-- BEGIN --
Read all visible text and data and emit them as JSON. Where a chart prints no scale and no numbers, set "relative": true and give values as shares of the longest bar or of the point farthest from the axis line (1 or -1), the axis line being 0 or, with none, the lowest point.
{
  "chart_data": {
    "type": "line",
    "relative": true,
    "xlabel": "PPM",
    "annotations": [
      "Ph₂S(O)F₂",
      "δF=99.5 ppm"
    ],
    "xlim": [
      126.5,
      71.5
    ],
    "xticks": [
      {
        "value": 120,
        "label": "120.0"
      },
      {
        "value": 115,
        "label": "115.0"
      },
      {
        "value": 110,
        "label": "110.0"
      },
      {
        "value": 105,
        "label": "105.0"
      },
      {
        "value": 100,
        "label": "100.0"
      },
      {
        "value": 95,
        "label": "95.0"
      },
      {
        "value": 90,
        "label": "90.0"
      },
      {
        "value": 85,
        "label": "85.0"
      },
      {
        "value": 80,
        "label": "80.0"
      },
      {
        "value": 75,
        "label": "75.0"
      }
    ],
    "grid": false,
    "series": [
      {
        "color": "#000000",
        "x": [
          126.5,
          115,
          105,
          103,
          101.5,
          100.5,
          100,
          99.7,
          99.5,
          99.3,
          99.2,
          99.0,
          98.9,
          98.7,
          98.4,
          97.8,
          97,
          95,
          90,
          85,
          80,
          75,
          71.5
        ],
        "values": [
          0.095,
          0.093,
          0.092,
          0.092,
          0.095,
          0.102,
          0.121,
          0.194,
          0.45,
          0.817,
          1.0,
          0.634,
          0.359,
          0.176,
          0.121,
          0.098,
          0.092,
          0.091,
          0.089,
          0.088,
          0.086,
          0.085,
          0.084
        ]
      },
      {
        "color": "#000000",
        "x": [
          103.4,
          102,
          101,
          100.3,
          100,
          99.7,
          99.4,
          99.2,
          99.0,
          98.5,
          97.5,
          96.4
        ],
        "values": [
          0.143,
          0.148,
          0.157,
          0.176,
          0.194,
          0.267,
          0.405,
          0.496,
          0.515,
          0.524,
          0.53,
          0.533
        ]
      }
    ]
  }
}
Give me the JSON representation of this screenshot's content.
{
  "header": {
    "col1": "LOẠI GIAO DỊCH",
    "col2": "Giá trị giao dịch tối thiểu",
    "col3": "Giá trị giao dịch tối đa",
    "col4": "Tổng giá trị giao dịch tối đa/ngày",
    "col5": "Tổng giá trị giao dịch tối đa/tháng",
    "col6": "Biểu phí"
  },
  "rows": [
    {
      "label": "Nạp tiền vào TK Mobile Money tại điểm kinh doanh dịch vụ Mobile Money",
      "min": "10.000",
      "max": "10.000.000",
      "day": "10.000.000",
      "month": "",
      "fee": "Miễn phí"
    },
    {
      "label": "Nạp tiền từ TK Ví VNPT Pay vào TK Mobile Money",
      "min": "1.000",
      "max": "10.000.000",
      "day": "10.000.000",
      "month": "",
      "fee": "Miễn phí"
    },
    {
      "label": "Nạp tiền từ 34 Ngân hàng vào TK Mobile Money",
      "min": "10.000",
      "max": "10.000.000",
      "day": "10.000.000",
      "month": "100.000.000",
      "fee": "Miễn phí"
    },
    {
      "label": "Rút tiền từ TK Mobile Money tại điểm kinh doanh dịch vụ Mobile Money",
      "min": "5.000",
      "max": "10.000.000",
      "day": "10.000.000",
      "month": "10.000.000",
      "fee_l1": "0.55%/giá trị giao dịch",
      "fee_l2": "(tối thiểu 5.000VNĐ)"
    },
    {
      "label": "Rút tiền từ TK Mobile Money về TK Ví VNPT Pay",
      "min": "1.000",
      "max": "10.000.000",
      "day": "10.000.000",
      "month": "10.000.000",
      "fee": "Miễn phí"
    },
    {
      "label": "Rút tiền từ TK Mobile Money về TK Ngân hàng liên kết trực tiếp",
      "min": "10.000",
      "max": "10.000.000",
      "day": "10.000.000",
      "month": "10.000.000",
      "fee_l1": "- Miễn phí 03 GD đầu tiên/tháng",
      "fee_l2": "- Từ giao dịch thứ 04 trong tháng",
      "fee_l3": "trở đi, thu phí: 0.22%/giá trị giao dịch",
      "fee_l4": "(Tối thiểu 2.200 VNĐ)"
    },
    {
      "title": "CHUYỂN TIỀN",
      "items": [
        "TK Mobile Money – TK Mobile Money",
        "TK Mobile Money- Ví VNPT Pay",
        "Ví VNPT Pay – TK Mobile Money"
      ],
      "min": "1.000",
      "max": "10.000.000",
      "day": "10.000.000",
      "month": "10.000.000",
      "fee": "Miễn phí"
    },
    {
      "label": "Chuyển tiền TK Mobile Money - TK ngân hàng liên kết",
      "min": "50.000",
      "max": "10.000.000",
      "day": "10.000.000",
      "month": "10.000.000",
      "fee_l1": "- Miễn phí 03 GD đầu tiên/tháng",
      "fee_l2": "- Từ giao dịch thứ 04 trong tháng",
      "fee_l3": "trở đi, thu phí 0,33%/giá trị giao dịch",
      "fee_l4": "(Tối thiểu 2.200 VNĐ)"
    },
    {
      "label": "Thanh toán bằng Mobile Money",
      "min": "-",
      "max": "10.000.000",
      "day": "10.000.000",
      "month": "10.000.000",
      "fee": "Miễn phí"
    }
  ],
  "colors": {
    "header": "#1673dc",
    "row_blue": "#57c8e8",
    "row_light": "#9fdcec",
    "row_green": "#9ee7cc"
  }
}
-- END --
Problem requirements ▸
Write the material out exactly, with nothing left out.

Result of the exercise ▸
Read all visible text and data and emit them as JSON. Where a chart prints no scale and no numbers, set "relative": true and give values as shares of the longest bar or of the point farthest from the axis line (1 or -1), the axis line being 0 or, with none, the lowest point.
{
  "chart_data": {
    "type": "line",
    "relative": true,
    "xlabel": "PPM",
    "annotations": [
      "Ph₂S(O)F₂",
      "δF=99.5 ppm"
    ],
    "xlim": [
      126.5,
      71.5
    ],
    "xticks": [
      {
        "value": 120,
        "label": "120.0"
      },
      {
        "value": 115,
        "label": "115.0"
      },
      {
        "value": 110,
        "label": "110.0"
      },
      {
        "value": 105,
        "label": "105.0"
      },
      {
        "value": 100,
        "label": "100.0"
      },
      {
        "value": 95,
        "label": "95.0"
      },
      {
        "value": 90,
        "label": "90.0"
      },
      {
        "value": 85,
        "label": "85.0"
      },
      {
        "value": 80,
        "label": "80.0"
      },
      {
        "value": 75,
        "label": "75.0"
      }
    ],
    "grid": false,
    "series": [
      {
        "color": "#000000",
        "x": [
          126.5,
          115,
          105,
          103,
          101.5,
          100.5,
          100,
          99.7,
          99.5,
          99.3,
          99.2,
          99.0,
          98.9,
          98.7,
          98.4,
          97.8,
          97,
          95,
          90,
          85,
          80,
          75,
          71.5
        ],
        "values": [
          0.095,
          0.093,
          0.092,
          0.092,
          0.095,
          0.102,
          0.121,
          0.194,
          0.45,
          0.817,
          1.0,
          0.634,
          0.359,
          0.176,
          0.121,
          0.098,
          0.092,
          0.091,
          0.089,
          0.088,
          0.086,
          0.085,
          0.084
        ]
      },
      {
        "color": "#000000",
        "x": [
          103.4,
          102,
          101,
          100.3,
          100,
          99.7,
          99.4,
          99.2,
          99.0,
          98.5,
          97.5,
          96.4
        ],
        "values": [
          0.143,
          0.148,
          0.157,
          0.176,
          0.194,
          0.267,
          0.405,
          0.496,
          0.515,
          0.524,
          0.53,
          0.533
        ]
      }
    ]
  }
}
Give me the JSON representation of this screenshot's content.
{
  "header": {
    "col1": "LOẠI GIAO DỊCH",
    "col2": "Giá trị giao dịch tối thiểu",
    "col3": "Giá trị giao dịch tối đa",
    "col4": "Tổng giá trị giao dịch tối đa/ngày",
    "col5": "Tổng giá trị giao dịch tối đa/tháng",
    "col6": "Biểu phí"
  },
  "rows": [
    {
      "label": "Nạp tiền vào TK Mobile Money tại điểm kinh doanh dịch vụ Mobile Money",
      "min": "10.000",
      "max": "10.000.000",
      "day": "10.000.000",
      "month": "",
      "fee": "Miễn phí"
    },
    {
      "label": "Nạp tiền từ TK Ví VNPT Pay vào TK Mobile Money",
      "min": "1.000",
      "max": "10.000.000",
      "day": "10.000.000",
      "month": "",
      "fee": "Miễn phí"
    },
    {
      "label": "Nạp tiền từ 34 Ngân hàng vào TK Mobile Money",
      "min": "10.000",
      "max": "10.000.000",
      "day": "10.000.000",
      "month": "100.000.000",
      "fee": "Miễn phí"
    },
    {
      "label": "Rút tiền từ TK Mobile Money tại điểm kinh doanh dịch vụ Mobile Money",
      "min": "5.000",
      "max": "10.000.000",
      "day": "10.000.000",
      "month": "10.000.000",
      "fee_l1": "0.55%/giá trị giao dịch",
      "fee_l2": "(tối thiểu 5.000VNĐ)"
    },
    {
      "label": "Rút tiền từ TK Mobile Money về TK Ví VNPT Pay",
      "min": "1.000",
      "max": "10.000.000",
      "day": "10.000.000",
      "month": "10.000.000",
      "fee": "Miễn phí"
    },
    {
      "label": "Rút tiền từ TK Mobile Money về TK Ngân hàng liên kết trực tiếp",
      "min": "10.000",
      "max": "10.000.000",
      "day": "10.000.000",
      "month": "10.000.000",
      "fee_l1": "- Miễn phí 03 GD đầu tiên/tháng",
      "fee_l2": "- Từ giao dịch thứ 04 trong tháng",
      "fee_l3": "trở đi, thu phí: 0.22%/giá trị giao dịch",
      "fee_l4": "(Tối thiểu 2.200 VNĐ)"
    },
    {
      "title": "CHUYỂN TIỀN",
      "items": [
        "TK Mobile Money – TK Mobile Money",
        "TK Mobile Money- Ví VNPT Pay",
        "Ví VNPT Pay – TK Mobile Money"
      ],
      "min": "1.000",
      "max": "10.000.000",
      "day": "10.000.000",
      "month": "10.000.000",
      "fee": "Miễn phí"
    },
    {
      "label": "Chuyển tiền TK Mobile Money - TK ngân hàng liên kết",
      "min": "50.000",
      "max": "10.000.000",
      "day": "10.000.000",
      "month": "10.000.000",
      "fee_l1": "- Miễn phí 03 GD đầu tiên/tháng",
      "fee_l2": "- Từ giao dịch thứ 04 trong tháng",
      "fee_l3": "trở đi, thu phí 0,33%/giá trị giao dịch",
      "fee_l4": "(Tối thiểu 2.200 VNĐ)"
    },
    {
      "label": "Thanh toán bằng Mobile Money",
      "min": "-",
      "max": "10.000.000",
      "day": "10.000.000",
      "month": "10.000.000",
      "fee": "Miễn phí"
    }
  ],
  "colors": {
    "header": "#1673dc",
    "row_blue": "#57c8e8",
    "row_light": "#9fdcec",
    "row_green": "#9ee7cc"
  }
}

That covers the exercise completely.